SHORT EXERCISE:
Give back each entry unchanged, minus pictures.

(Records excerpted from a collection)
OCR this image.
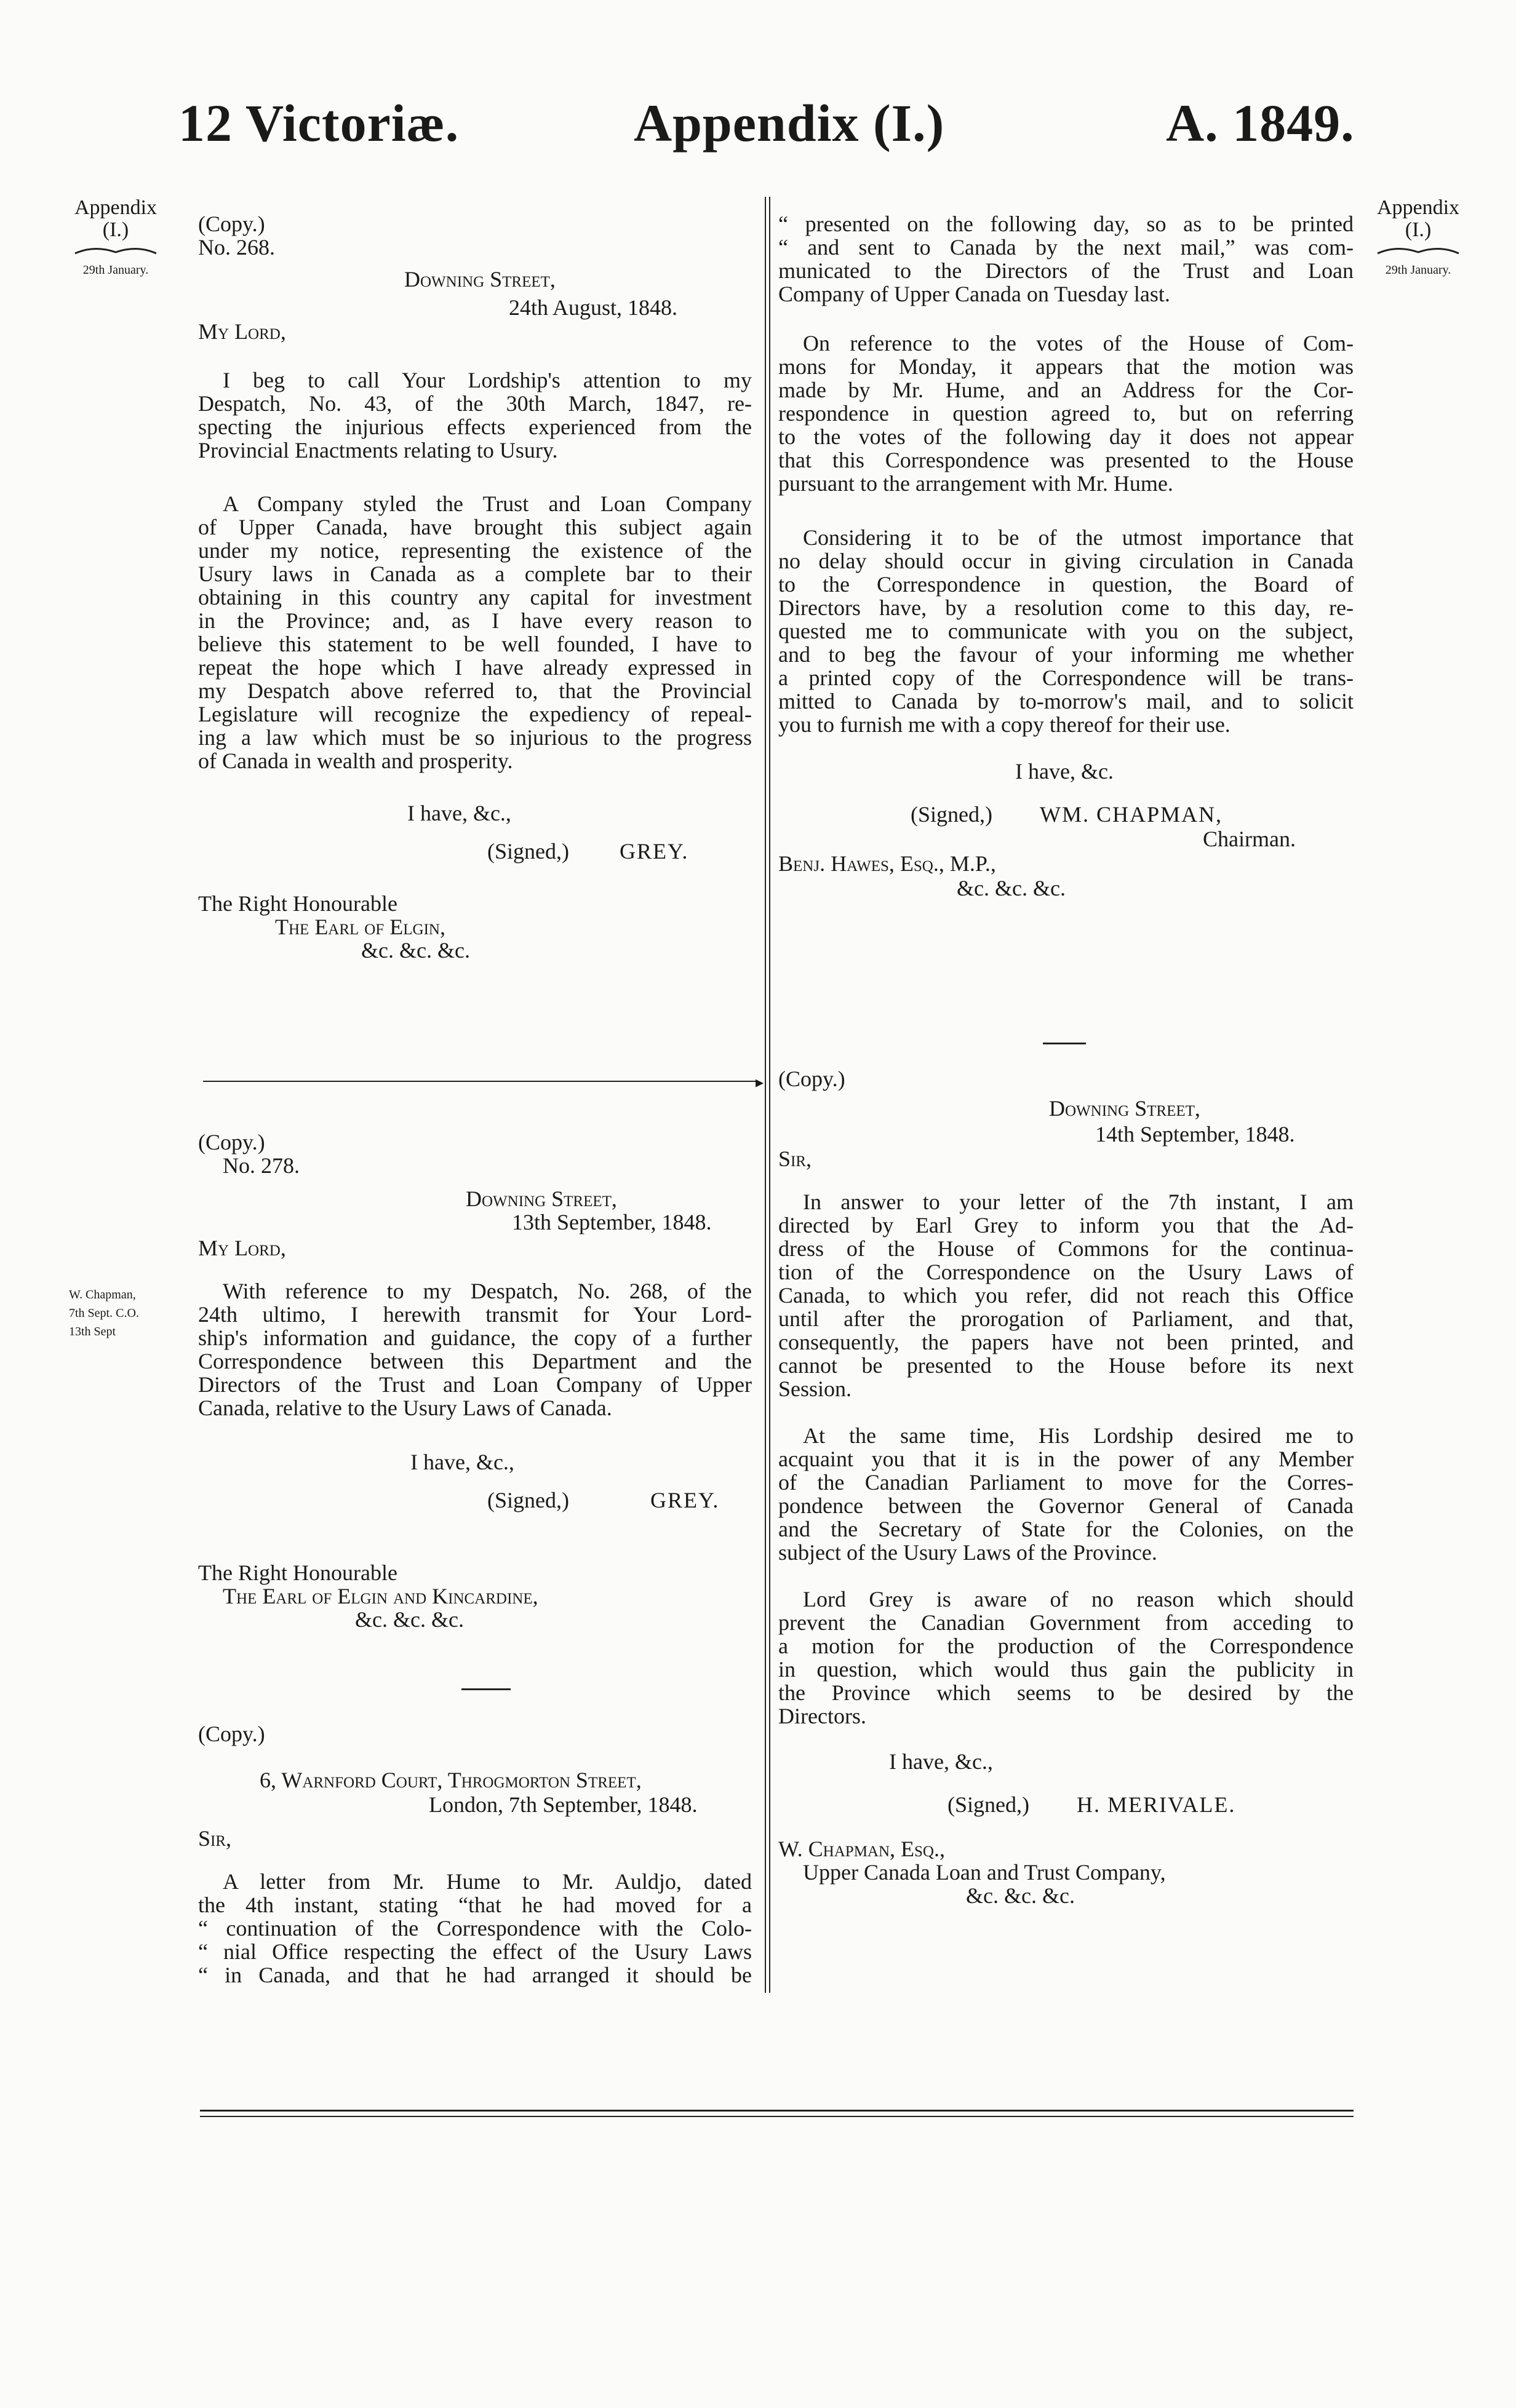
12 Victoriæ.	Appendix (I.)	A. 1849.
Appendix
(I.)
29th January.
Appendix
(I.)
29th January.
W. Chapman,
7th Sept. C.O.
13th Sept
(Copy.)
No. 268.
Downing Street,
24th August, 1848.
My Lord,
I beg to call Your Lordship's attention to my
Despatch, No. 43, of the 30th March, 1847, re-
specting the injurious effects experienced from the
Provincial Enactments relating to Usury.
A Company styled the Trust and Loan Company
of Upper Canada, have brought this subject again
under my notice, representing the existence of the
Usury laws in Canada as a complete bar to their
obtaining in this country any capital for investment
in the Province; and, as I have every reason to
believe this statement to be well founded, I have to
repeat the hope which I have already expressed in
my Despatch above referred to, that the Provincial
Legislature will recognize the expediency of repeal-
ing a law which must be so injurious to the progress
of Canada in wealth and prosperity.
I have, &c.,
(Signed,)	GREY.
The Right Honourable
The Earl of Elgin,
&c. &c. &c.
▸
(Copy.)
No. 278.
Downing Street,
13th September, 1848.
My Lord,
With reference to my Despatch, No. 268, of the
24th ultimo, I herewith transmit for Your Lord-
ship's information and guidance, the copy of a further
Correspondence between this Department and the
Directors of the Trust and Loan Company of Upper
Canada, relative to the Usury Laws of Canada.
I have, &c.,
(Signed,)	GREY.
The Right Honourable
The Earl of Elgin and Kincardine,
&c. &c. &c.
(Copy.)
6, Warnford Court, Throgmorton Street,
London, 7th September, 1848.
Sir,
A letter from Mr. Hume to Mr. Auldjo, dated
the 4th instant, stating “that he had moved for a
“ continuation of the Correspondence with the Colo-
“ nial Office respecting the effect of the Usury Laws
“ in Canada, and that he had arranged it should be
“ presented on the following day, so as to be printed
“ and sent to Canada by the next mail,” was com-
municated to the Directors of the Trust and Loan
Company of Upper Canada on Tuesday last.
On reference to the votes of the House of Com-
mons for Monday, it appears that the motion was
made by Mr. Hume, and an Address for the Cor-
respondence in question agreed to, but on referring
to the votes of the following day it does not appear
that this Correspondence was presented to the House
pursuant to the arrangement with Mr. Hume.
Considering it to be of the utmost importance that
no delay should occur in giving circulation in Canada
to the Correspondence in question, the Board of
Directors have, by a resolution come to this day, re-
quested me to communicate with you on the subject,
and to beg the favour of your informing me whether
a printed copy of the Correspondence will be trans-
mitted to Canada by to-morrow's mail, and to solicit
you to furnish me with a copy thereof for their use.
I have, &c.
(Signed,)	WM. CHAPMAN,
Chairman.
Benj. Hawes, Esq., M.P.,
&c. &c. &c.
(Copy.)
Downing Street,
14th September, 1848.
Sir,
In answer to your letter of the 7th instant, I am
directed by Earl Grey to inform you that the Ad-
dress of the House of Commons for the continua-
tion of the Correspondence on the Usury Laws of
Canada, to which you refer, did not reach this Office
until after the prorogation of Parliament, and that,
consequently, the papers have not been printed, and
cannot be presented to the House before its next
Session.
At the same time, His Lordship desired me to
acquaint you that it is in the power of any Member
of the Canadian Parliament to move for the Corres-
pondence between the Governor General of Canada
and the Secretary of State for the Colonies, on the
subject of the Usury Laws of the Province.
Lord Grey is aware of no reason which should
prevent the Canadian Government from acceding to
a motion for the production of the Correspondence
in question, which would thus gain the publicity in
the Province which seems to be desired by the
Directors.
I have, &c.,
(Signed,)	H. MERIVALE.
W. Chapman, Esq.,
Upper Canada Loan and Trust Company,
&c. &c. &c.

RESPONSE BELOW:
OCR this image.
12 Victoriæ.	Appendix (I.)	A. 1849.
Appendix
(I.)
29th January.
Appendix
(I.)
29th January.
W. Chapman,
7th Sept. C.O.
13th Sept
(Copy.)
No. 268.
Downing Street,
24th August, 1848.
My Lord,
I beg to call Your Lordship's attention to my
Despatch, No. 43, of the 30th March, 1847, re-
specting the injurious effects experienced from the
Provincial Enactments relating to Usury.
A Company styled the Trust and Loan Company
of Upper Canada, have brought this subject again
under my notice, representing the existence of the
Usury laws in Canada as a complete bar to their
obtaining in this country any capital for investment
in the Province; and, as I have every reason to
believe this statement to be well founded, I have to
repeat the hope which I have already expressed in
my Despatch above referred to, that the Provincial
Legislature will recognize the expediency of repeal-
ing a law which must be so injurious to the progress
of Canada in wealth and prosperity.
I have, &c.,
(Signed,)	GREY.
The Right Honourable
The Earl of Elgin,
&c. &c. &c.
▸
(Copy.)
No. 278.
Downing Street,
13th September, 1848.
My Lord,
With reference to my Despatch, No. 268, of the
24th ultimo, I herewith transmit for Your Lord-
ship's information and guidance, the copy of a further
Correspondence between this Department and the
Directors of the Trust and Loan Company of Upper
Canada, relative to the Usury Laws of Canada.
I have, &c.,
(Signed,)	GREY.
The Right Honourable
The Earl of Elgin and Kincardine,
&c. &c. &c.
(Copy.)
6, Warnford Court, Throgmorton Street,
London, 7th September, 1848.
Sir,
A letter from Mr. Hume to Mr. Auldjo, dated
the 4th instant, stating “that he had moved for a
“ continuation of the Correspondence with the Colo-
“ nial Office respecting the effect of the Usury Laws
“ in Canada, and that he had arranged it should be
“ presented on the following day, so as to be printed
“ and sent to Canada by the next mail,” was com-
municated to the Directors of the Trust and Loan
Company of Upper Canada on Tuesday last.
On reference to the votes of the House of Com-
mons for Monday, it appears that the motion was
made by Mr. Hume, and an Address for the Cor-
respondence in question agreed to, but on referring
to the votes of the following day it does not appear
that this Correspondence was presented to the House
pursuant to the arrangement with Mr. Hume.
Considering it to be of the utmost importance that
no delay should occur in giving circulation in Canada
to the Correspondence in question, the Board of
Directors have, by a resolution come to this day, re-
quested me to communicate with you on the subject,
and to beg the favour of your informing me whether
a printed copy of the Correspondence will be trans-
mitted to Canada by to-morrow's mail, and to solicit
you to furnish me with a copy thereof for their use.
I have, &c.
(Signed,)	WM. CHAPMAN,
Chairman.
Benj. Hawes, Esq., M.P.,
&c. &c. &c.
(Copy.)
Downing Street,
14th September, 1848.
Sir,
In answer to your letter of the 7th instant, I am
directed by Earl Grey to inform you that the Ad-
dress of the House of Commons for the continua-
tion of the Correspondence on the Usury Laws of
Canada, to which you refer, did not reach this Office
until after the prorogation of Parliament, and that,
consequently, the papers have not been printed, and
cannot be presented to the House before its next
Session.
At the same time, His Lordship desired me to
acquaint you that it is in the power of any Member
of the Canadian Parliament to move for the Corres-
pondence between the Governor General of Canada
and the Secretary of State for the Colonies, on the
subject of the Usury Laws of the Province.
Lord Grey is aware of no reason which should
prevent the Canadian Government from acceding to
a motion for the production of the Correspondence
in question, which would thus gain the publicity in
the Province which seems to be desired by the
Directors.
I have, &c.,
(Signed,)	H. MERIVALE.
W. Chapman, Esq.,
Upper Canada Loan and Trust Company,
&c. &c. &c.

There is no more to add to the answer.